Data entries:
--------

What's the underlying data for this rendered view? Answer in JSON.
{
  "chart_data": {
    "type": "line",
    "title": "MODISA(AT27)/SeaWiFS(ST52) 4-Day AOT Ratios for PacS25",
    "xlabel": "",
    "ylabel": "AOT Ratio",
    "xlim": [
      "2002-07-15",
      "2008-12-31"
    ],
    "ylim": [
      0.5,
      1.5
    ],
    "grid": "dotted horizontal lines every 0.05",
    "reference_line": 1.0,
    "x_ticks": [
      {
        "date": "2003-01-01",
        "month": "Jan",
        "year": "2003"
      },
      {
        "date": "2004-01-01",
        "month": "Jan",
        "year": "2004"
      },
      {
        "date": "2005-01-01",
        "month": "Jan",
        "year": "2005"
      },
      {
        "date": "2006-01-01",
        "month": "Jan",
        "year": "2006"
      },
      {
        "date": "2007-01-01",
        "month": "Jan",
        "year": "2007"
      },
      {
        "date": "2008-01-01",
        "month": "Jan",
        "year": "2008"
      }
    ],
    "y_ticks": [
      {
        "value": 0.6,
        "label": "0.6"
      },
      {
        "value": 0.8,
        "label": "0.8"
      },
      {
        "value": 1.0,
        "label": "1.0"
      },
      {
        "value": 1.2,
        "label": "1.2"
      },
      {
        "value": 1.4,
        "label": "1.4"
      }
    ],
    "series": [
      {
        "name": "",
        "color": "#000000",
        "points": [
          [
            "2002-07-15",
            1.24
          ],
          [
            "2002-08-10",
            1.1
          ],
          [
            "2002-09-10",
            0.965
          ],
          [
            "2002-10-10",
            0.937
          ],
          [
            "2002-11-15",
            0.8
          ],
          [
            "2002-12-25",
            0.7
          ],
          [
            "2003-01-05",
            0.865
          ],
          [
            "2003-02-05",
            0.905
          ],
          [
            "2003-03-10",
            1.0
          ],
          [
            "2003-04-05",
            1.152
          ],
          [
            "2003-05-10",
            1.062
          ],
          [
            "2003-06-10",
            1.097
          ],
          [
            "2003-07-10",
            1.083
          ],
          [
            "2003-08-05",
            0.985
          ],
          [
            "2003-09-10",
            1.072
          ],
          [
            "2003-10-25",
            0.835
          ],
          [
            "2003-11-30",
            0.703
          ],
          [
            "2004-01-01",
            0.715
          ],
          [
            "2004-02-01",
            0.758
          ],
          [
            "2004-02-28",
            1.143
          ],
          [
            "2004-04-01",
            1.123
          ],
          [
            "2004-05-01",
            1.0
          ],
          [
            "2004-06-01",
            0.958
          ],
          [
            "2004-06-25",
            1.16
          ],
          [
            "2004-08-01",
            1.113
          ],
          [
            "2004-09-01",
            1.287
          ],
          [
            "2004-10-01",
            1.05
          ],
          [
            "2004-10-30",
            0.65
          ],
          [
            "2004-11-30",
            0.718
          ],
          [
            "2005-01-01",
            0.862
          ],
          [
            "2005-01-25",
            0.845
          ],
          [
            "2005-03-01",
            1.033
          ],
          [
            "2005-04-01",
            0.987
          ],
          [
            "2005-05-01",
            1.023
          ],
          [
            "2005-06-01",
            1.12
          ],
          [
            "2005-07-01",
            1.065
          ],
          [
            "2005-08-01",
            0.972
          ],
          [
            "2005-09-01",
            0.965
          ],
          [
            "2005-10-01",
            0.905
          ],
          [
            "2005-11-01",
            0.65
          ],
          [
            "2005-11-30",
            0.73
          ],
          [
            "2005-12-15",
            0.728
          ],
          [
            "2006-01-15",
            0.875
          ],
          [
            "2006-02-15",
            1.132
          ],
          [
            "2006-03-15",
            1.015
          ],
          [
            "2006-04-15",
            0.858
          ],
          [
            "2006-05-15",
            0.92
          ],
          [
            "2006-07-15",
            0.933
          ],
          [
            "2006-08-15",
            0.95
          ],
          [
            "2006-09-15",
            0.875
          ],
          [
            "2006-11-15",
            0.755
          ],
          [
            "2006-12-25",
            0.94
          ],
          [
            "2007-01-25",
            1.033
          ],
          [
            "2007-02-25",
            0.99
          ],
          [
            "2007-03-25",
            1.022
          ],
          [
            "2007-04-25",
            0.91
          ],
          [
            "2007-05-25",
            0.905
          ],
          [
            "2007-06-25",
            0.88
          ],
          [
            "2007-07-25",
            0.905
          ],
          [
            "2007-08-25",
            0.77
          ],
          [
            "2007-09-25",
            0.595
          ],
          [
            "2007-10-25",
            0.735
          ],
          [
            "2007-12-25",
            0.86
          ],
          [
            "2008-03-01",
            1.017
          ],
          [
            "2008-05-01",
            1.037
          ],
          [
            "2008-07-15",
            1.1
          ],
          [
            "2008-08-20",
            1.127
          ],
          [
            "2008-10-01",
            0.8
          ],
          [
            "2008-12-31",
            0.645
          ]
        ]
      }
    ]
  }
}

--------

Directions for this task: Among these entries, how many lines include the string "year"? Reply with the number by itself.

Output for this exercise: 6